Part of a data file
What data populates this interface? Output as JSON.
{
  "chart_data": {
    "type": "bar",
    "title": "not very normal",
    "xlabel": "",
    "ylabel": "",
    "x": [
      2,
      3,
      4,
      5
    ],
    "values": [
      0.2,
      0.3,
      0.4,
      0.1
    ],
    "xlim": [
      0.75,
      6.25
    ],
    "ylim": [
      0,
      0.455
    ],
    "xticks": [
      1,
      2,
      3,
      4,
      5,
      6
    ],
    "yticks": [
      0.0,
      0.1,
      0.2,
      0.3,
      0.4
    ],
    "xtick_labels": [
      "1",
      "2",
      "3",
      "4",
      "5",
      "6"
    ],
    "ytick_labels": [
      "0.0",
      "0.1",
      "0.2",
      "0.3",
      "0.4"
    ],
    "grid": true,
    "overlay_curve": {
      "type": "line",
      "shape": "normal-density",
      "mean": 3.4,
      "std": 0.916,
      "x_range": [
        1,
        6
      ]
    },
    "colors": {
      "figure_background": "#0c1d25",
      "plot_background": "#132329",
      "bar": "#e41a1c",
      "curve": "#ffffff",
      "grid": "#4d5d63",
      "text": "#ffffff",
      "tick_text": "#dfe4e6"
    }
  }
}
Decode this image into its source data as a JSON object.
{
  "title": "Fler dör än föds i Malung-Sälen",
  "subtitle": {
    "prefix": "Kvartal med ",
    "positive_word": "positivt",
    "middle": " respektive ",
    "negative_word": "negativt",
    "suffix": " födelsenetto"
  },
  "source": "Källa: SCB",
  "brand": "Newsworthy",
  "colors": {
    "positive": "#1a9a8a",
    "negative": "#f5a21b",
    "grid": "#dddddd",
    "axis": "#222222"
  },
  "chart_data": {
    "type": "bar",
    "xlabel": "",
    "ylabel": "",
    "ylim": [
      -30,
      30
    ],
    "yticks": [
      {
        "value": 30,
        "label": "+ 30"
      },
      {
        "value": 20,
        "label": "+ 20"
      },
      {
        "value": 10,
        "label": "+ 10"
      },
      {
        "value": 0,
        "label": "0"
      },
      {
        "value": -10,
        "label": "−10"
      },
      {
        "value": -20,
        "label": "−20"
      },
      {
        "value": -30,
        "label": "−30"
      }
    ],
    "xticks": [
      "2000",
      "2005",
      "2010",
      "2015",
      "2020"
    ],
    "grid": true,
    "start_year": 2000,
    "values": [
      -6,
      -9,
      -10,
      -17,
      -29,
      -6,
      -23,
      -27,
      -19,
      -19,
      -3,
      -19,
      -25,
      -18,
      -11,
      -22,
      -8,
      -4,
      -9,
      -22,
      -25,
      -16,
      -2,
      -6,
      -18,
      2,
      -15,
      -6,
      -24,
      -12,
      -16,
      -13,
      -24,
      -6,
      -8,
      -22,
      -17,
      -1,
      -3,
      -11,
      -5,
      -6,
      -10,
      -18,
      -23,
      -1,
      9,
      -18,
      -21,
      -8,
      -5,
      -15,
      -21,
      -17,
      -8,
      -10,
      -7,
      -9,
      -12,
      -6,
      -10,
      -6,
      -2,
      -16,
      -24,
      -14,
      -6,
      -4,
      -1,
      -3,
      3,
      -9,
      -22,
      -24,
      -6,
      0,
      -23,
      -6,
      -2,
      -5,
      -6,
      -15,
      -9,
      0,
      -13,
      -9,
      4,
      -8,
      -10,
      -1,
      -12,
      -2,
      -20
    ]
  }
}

▸ EXERCISE DIRECTIONS
Output the complete data exactly as written.

▸ SOLUTION
What data populates this interface? Output as JSON.
{
  "chart_data": {
    "type": "bar",
    "title": "not very normal",
    "xlabel": "",
    "ylabel": "",
    "x": [
      2,
      3,
      4,
      5
    ],
    "values": [
      0.2,
      0.3,
      0.4,
      0.1
    ],
    "xlim": [
      0.75,
      6.25
    ],
    "ylim": [
      0,
      0.455
    ],
    "xticks": [
      1,
      2,
      3,
      4,
      5,
      6
    ],
    "yticks": [
      0.0,
      0.1,
      0.2,
      0.3,
      0.4
    ],
    "xtick_labels": [
      "1",
      "2",
      "3",
      "4",
      "5",
      "6"
    ],
    "ytick_labels": [
      "0.0",
      "0.1",
      "0.2",
      "0.3",
      "0.4"
    ],
    "grid": true,
    "overlay_curve": {
      "type": "line",
      "shape": "normal-density",
      "mean": 3.4,
      "std": 0.916,
      "x_range": [
        1,
        6
      ]
    },
    "colors": {
      "figure_background": "#0c1d25",
      "plot_background": "#132329",
      "bar": "#e41a1c",
      "curve": "#ffffff",
      "grid": "#4d5d63",
      "text": "#ffffff",
      "tick_text": "#dfe4e6"
    }
  }
}
Decode this image into its source data as a JSON object.
{
  "title": "Fler dör än föds i Malung-Sälen",
  "subtitle": {
    "prefix": "Kvartal med ",
    "positive_word": "positivt",
    "middle": " respektive ",
    "negative_word": "negativt",
    "suffix": " födelsenetto"
  },
  "source": "Källa: SCB",
  "brand": "Newsworthy",
  "colors": {
    "positive": "#1a9a8a",
    "negative": "#f5a21b",
    "grid": "#dddddd",
    "axis": "#222222"
  },
  "chart_data": {
    "type": "bar",
    "xlabel": "",
    "ylabel": "",
    "ylim": [
      -30,
      30
    ],
    "yticks": [
      {
        "value": 30,
        "label": "+ 30"
      },
      {
        "value": 20,
        "label": "+ 20"
      },
      {
        "value": 10,
        "label": "+ 10"
      },
      {
        "value": 0,
        "label": "0"
      },
      {
        "value": -10,
        "label": "−10"
      },
      {
        "value": -20,
        "label": "−20"
      },
      {
        "value": -30,
        "label": "−30"
      }
    ],
    "xticks": [
      "2000",
      "2005",
      "2010",
      "2015",
      "2020"
    ],
    "grid": true,
    "start_year": 2000,
    "values": [
      -6,
      -9,
      -10,
      -17,
      -29,
      -6,
      -23,
      -27,
      -19,
      -19,
      -3,
      -19,
      -25,
      -18,
      -11,
      -22,
      -8,
      -4,
      -9,
      -22,
      -25,
      -16,
      -2,
      -6,
      -18,
      2,
      -15,
      -6,
      -24,
      -12,
      -16,
      -13,
      -24,
      -6,
      -8,
      -22,
      -17,
      -1,
      -3,
      -11,
      -5,
      -6,
      -10,
      -18,
      -23,
      -1,
      9,
      -18,
      -21,
      -8,
      -5,
      -15,
      -21,
      -17,
      -8,
      -10,
      -7,
      -9,
      -12,
      -6,
      -10,
      -6,
      -2,
      -16,
      -24,
      -14,
      -6,
      -4,
      -1,
      -3,
      3,
      -9,
      -22,
      -24,
      -6,
      0,
      -23,
      -6,
      -2,
      -5,
      -6,
      -15,
      -9,
      0,
      -13,
      -9,
      4,
      -8,
      -10,
      -1,
      -12,
      -2,
      -20
    ]
  }
}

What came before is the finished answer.